__WORK REQUIRED__.
Quote the whole listing verbatim.

Excerpts from a figure dataset:
.....

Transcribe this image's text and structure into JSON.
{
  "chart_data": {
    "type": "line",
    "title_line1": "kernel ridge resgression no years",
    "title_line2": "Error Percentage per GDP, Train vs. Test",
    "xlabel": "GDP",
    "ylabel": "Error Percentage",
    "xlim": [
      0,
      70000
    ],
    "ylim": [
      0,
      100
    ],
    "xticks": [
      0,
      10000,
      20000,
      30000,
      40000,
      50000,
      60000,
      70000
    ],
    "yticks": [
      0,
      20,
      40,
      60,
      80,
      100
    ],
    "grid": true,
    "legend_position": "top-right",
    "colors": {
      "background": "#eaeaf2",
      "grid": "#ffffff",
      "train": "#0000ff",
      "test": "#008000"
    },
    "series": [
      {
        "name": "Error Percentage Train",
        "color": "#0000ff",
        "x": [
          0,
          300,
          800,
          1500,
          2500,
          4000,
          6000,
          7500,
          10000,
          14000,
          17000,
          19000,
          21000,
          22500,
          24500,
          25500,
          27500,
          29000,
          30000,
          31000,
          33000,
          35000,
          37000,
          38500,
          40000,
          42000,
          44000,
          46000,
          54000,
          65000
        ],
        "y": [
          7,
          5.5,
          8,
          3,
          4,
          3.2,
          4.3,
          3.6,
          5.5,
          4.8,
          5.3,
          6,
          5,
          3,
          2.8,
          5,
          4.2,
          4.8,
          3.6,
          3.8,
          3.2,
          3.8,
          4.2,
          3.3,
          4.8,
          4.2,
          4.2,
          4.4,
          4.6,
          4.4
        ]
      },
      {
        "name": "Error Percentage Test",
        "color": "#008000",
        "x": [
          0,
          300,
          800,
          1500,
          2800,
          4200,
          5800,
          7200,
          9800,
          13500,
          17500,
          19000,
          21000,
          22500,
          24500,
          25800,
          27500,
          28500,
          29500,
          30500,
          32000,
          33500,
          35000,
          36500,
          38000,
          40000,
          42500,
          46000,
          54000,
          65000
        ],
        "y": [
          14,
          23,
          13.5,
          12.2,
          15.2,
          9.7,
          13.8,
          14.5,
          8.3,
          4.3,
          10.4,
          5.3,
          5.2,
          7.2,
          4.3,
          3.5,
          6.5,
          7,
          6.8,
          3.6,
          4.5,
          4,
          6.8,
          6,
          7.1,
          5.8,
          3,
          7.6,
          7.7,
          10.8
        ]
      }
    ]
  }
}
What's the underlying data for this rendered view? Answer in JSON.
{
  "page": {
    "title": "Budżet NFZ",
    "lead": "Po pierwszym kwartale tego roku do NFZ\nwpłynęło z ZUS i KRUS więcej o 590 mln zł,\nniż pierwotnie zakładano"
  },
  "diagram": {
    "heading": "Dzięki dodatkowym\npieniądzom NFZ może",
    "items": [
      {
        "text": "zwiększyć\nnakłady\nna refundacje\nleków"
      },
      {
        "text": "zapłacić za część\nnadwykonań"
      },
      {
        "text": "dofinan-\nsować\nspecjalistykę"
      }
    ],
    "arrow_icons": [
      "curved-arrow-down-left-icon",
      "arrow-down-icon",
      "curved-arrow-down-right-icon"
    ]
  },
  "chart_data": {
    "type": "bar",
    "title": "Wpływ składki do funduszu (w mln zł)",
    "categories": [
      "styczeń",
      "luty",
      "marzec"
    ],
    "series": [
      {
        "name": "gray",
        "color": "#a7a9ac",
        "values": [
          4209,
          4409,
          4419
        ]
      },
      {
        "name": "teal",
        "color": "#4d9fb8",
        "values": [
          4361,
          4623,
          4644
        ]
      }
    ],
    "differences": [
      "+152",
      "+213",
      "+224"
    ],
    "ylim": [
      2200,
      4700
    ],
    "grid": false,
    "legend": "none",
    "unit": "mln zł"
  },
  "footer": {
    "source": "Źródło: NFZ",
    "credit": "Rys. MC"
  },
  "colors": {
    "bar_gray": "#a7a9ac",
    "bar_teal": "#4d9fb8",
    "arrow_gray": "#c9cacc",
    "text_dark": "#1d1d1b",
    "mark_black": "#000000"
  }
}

.....

__COMPLETE OUTPUT__.
Transcribe this image's text and structure into JSON.
{
  "chart_data": {
    "type": "line",
    "title_line1": "kernel ridge resgression no years",
    "title_line2": "Error Percentage per GDP, Train vs. Test",
    "xlabel": "GDP",
    "ylabel": "Error Percentage",
    "xlim": [
      0,
      70000
    ],
    "ylim": [
      0,
      100
    ],
    "xticks": [
      0,
      10000,
      20000,
      30000,
      40000,
      50000,
      60000,
      70000
    ],
    "yticks": [
      0,
      20,
      40,
      60,
      80,
      100
    ],
    "grid": true,
    "legend_position": "top-right",
    "colors": {
      "background": "#eaeaf2",
      "grid": "#ffffff",
      "train": "#0000ff",
      "test": "#008000"
    },
    "series": [
      {
        "name": "Error Percentage Train",
        "color": "#0000ff",
        "x": [
          0,
          300,
          800,
          1500,
          2500,
          4000,
          6000,
          7500,
          10000,
          14000,
          17000,
          19000,
          21000,
          22500,
          24500,
          25500,
          27500,
          29000,
          30000,
          31000,
          33000,
          35000,
          37000,
          38500,
          40000,
          42000,
          44000,
          46000,
          54000,
          65000
        ],
        "y": [
          7,
          5.5,
          8,
          3,
          4,
          3.2,
          4.3,
          3.6,
          5.5,
          4.8,
          5.3,
          6,
          5,
          3,
          2.8,
          5,
          4.2,
          4.8,
          3.6,
          3.8,
          3.2,
          3.8,
          4.2,
          3.3,
          4.8,
          4.2,
          4.2,
          4.4,
          4.6,
          4.4
        ]
      },
      {
        "name": "Error Percentage Test",
        "color": "#008000",
        "x": [
          0,
          300,
          800,
          1500,
          2800,
          4200,
          5800,
          7200,
          9800,
          13500,
          17500,
          19000,
          21000,
          22500,
          24500,
          25800,
          27500,
          28500,
          29500,
          30500,
          32000,
          33500,
          35000,
          36500,
          38000,
          40000,
          42500,
          46000,
          54000,
          65000
        ],
        "y": [
          14,
          23,
          13.5,
          12.2,
          15.2,
          9.7,
          13.8,
          14.5,
          8.3,
          4.3,
          10.4,
          5.3,
          5.2,
          7.2,
          4.3,
          3.5,
          6.5,
          7,
          6.8,
          3.6,
          4.5,
          4,
          6.8,
          6,
          7.1,
          5.8,
          3,
          7.6,
          7.7,
          10.8
        ]
      }
    ]
  }
}
What's the underlying data for this rendered view? Answer in JSON.
{
  "page": {
    "title": "Budżet NFZ",
    "lead": "Po pierwszym kwartale tego roku do NFZ\nwpłynęło z ZUS i KRUS więcej o 590 mln zł,\nniż pierwotnie zakładano"
  },
  "diagram": {
    "heading": "Dzięki dodatkowym\npieniądzom NFZ może",
    "items": [
      {
        "text": "zwiększyć\nnakłady\nna refundacje\nleków"
      },
      {
        "text": "zapłacić za część\nnadwykonań"
      },
      {
        "text": "dofinan-\nsować\nspecjalistykę"
      }
    ],
    "arrow_icons": [
      "curved-arrow-down-left-icon",
      "arrow-down-icon",
      "curved-arrow-down-right-icon"
    ]
  },
  "chart_data": {
    "type": "bar",
    "title": "Wpływ składki do funduszu (w mln zł)",
    "categories": [
      "styczeń",
      "luty",
      "marzec"
    ],
    "series": [
      {
        "name": "gray",
        "color": "#a7a9ac",
        "values": [
          4209,
          4409,
          4419
        ]
      },
      {
        "name": "teal",
        "color": "#4d9fb8",
        "values": [
          4361,
          4623,
          4644
        ]
      }
    ],
    "differences": [
      "+152",
      "+213",
      "+224"
    ],
    "ylim": [
      2200,
      4700
    ],
    "grid": false,
    "legend": "none",
    "unit": "mln zł"
  },
  "footer": {
    "source": "Źródło: NFZ",
    "credit": "Rys. MC"
  },
  "colors": {
    "bar_gray": "#a7a9ac",
    "bar_teal": "#4d9fb8",
    "arrow_gray": "#c9cacc",
    "text_dark": "#1d1d1b",
    "mark_black": "#000000"
  }
}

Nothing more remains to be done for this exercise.